Recorded data:

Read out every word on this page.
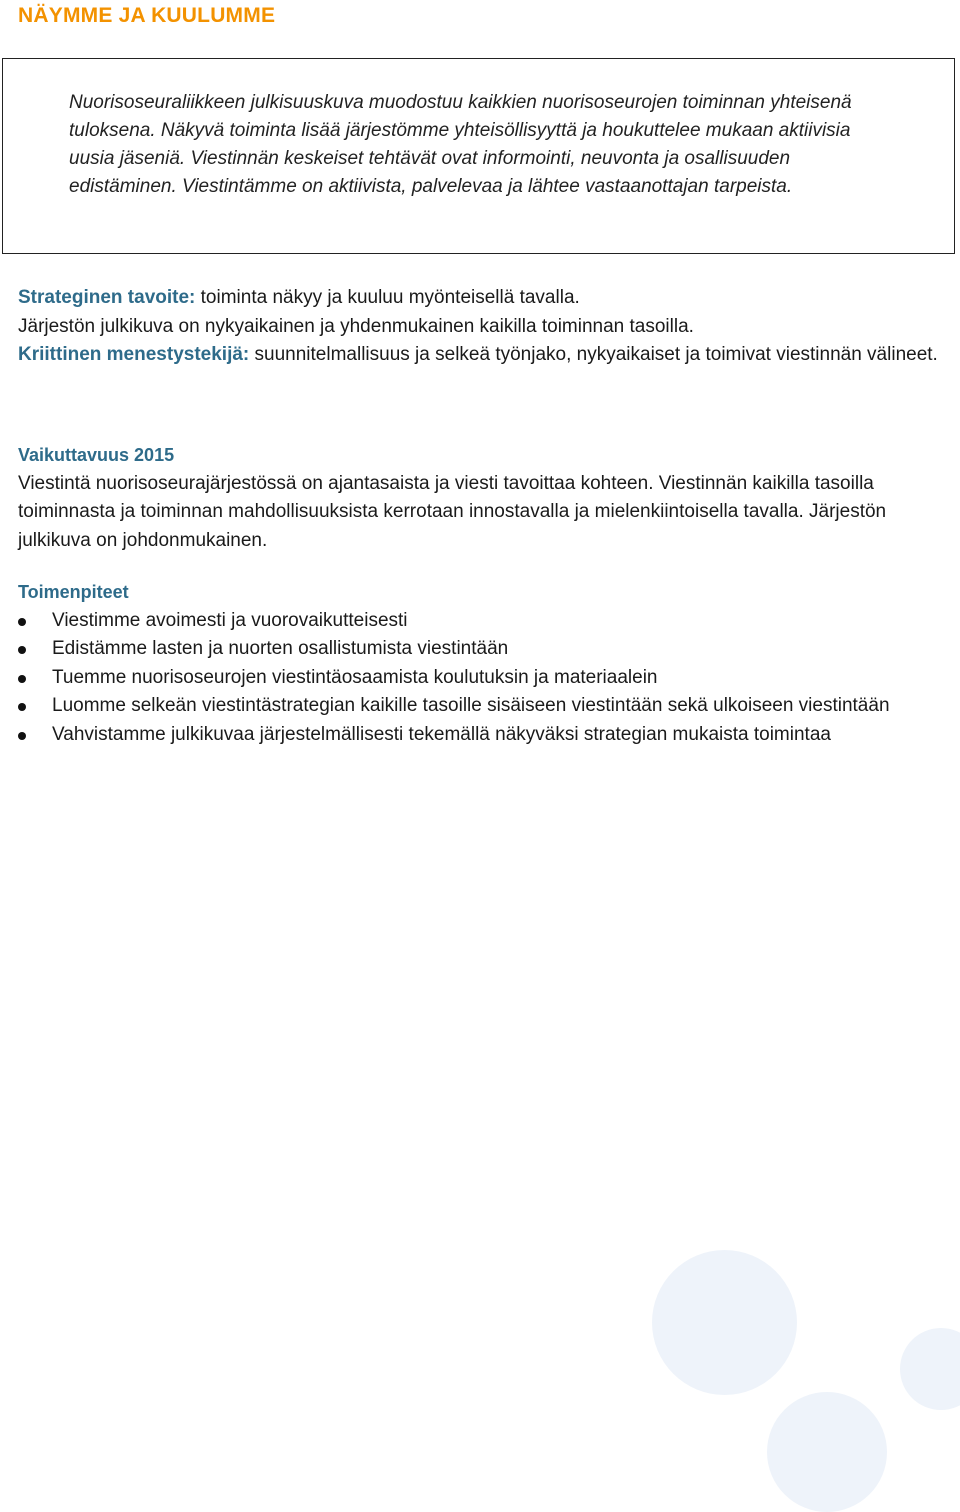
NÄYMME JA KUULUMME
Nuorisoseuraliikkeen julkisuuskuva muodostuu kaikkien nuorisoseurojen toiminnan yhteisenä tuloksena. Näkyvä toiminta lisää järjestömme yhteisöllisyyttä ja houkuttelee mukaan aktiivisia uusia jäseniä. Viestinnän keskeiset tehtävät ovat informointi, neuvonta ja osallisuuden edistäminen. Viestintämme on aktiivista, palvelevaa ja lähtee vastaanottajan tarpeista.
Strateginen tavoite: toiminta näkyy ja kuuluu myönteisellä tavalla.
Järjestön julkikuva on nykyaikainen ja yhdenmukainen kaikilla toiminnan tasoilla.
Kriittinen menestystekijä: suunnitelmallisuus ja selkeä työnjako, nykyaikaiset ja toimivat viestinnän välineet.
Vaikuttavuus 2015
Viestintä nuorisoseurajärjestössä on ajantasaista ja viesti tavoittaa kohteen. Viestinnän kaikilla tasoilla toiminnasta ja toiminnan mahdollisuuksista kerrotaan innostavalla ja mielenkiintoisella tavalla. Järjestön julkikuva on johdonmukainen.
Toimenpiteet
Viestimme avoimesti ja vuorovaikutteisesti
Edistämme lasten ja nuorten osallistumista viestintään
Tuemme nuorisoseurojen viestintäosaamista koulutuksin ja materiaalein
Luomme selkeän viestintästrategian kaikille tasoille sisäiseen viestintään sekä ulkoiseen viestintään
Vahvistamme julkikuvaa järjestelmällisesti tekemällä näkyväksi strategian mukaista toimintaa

▶ [Task requirements] Quote the listing above in full, except for the pictures.

▶ [Completed exercise]
Read out every word on this page.
NÄYMME JA KUULUMME
Nuorisoseuraliikkeen julkisuuskuva muodostuu kaikkien nuorisoseurojen toiminnan yhteisenä tuloksena. Näkyvä toiminta lisää järjestömme yhteisöllisyyttä ja houkuttelee mukaan aktiivisia uusia jäseniä. Viestinnän keskeiset tehtävät ovat informointi, neuvonta ja osallisuuden edistäminen. Viestintämme on aktiivista, palvelevaa ja lähtee vastaanottajan tarpeista.
Strateginen tavoite: toiminta näkyy ja kuuluu myönteisellä tavalla.
Järjestön julkikuva on nykyaikainen ja yhdenmukainen kaikilla toiminnan tasoilla.
Kriittinen menestystekijä: suunnitelmallisuus ja selkeä työnjako, nykyaikaiset ja toimivat viestinnän välineet.
Vaikuttavuus 2015
Viestintä nuorisoseurajärjestössä on ajantasaista ja viesti tavoittaa kohteen. Viestinnän kaikilla tasoilla toiminnasta ja toiminnan mahdollisuuksista kerrotaan innostavalla ja mielenkiintoisella tavalla. Järjestön julkikuva on johdonmukainen.
Toimenpiteet
Viestimme avoimesti ja vuorovaikutteisesti
Edistämme lasten ja nuorten osallistumista viestintään
Tuemme nuorisoseurojen viestintäosaamista koulutuksin ja materiaalein
Luomme selkeän viestintästrategian kaikille tasoille sisäiseen viestintään sekä ulkoiseen viestintään
Vahvistamme julkikuvaa järjestelmällisesti tekemällä näkyväksi strategian mukaista toimintaa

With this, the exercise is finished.